→ What you need to do
Copy out every line that contains "City".

→ Stored records
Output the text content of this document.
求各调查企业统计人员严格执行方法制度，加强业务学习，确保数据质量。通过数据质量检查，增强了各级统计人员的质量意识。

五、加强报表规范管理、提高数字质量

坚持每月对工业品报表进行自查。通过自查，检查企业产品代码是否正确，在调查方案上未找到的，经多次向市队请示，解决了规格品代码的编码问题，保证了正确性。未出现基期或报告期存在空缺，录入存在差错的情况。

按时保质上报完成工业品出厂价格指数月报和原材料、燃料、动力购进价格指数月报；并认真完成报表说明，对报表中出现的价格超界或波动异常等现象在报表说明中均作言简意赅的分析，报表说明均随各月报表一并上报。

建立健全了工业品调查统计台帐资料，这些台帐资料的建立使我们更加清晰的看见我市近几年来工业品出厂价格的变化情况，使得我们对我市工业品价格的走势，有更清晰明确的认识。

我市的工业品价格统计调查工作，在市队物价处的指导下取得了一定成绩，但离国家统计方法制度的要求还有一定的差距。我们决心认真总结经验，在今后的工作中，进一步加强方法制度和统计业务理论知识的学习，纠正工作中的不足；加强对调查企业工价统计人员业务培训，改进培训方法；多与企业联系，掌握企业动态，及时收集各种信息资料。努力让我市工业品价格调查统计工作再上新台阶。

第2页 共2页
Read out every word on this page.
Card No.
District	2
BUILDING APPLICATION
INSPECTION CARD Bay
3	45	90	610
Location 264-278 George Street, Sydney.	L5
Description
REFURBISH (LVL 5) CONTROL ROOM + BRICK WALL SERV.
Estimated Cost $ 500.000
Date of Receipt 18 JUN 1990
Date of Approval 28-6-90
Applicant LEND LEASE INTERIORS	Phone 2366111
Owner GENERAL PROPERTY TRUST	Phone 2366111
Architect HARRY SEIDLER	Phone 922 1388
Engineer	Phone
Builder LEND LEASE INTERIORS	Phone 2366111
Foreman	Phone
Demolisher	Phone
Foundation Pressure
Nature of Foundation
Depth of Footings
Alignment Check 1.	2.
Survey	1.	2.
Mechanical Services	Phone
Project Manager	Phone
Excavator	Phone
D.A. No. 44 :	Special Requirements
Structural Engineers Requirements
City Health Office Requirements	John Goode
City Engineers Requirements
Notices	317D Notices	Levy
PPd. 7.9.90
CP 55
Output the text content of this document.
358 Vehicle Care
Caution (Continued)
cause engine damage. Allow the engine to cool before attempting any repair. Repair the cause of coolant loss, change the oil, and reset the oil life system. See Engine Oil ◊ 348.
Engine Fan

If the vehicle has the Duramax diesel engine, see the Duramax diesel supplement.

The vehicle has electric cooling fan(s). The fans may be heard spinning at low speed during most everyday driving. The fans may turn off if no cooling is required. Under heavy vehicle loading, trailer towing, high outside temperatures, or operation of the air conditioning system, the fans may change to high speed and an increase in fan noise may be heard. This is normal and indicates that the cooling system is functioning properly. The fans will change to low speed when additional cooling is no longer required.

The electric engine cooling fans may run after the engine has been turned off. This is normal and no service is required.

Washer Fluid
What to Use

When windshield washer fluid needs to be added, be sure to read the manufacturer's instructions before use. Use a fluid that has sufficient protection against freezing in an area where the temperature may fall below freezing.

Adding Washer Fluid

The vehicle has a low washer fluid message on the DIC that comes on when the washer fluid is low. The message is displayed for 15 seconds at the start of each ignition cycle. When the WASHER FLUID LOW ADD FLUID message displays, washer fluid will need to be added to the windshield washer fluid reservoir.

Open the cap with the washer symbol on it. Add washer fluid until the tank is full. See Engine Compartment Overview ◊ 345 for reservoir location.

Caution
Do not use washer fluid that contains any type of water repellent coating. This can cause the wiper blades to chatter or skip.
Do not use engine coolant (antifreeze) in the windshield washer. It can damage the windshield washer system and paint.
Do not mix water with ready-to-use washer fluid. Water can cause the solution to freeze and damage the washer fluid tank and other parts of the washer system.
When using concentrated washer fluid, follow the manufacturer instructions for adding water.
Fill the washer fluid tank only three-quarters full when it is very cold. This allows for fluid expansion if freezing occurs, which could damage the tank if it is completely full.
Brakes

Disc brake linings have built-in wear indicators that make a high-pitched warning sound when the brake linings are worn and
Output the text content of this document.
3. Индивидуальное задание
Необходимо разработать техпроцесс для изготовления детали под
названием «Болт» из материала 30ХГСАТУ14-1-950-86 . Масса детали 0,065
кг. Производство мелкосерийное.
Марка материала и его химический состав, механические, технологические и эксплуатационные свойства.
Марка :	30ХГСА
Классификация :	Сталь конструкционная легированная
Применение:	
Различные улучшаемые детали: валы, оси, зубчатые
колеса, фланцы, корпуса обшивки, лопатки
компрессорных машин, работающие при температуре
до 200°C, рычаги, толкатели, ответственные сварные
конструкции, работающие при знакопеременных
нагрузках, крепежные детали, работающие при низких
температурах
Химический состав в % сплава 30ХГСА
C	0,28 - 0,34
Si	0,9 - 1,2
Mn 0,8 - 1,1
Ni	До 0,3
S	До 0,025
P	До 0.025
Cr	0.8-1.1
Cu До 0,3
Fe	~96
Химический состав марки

→ Task answer
City Health Office Requirements	John Goode
City Engineers Requirements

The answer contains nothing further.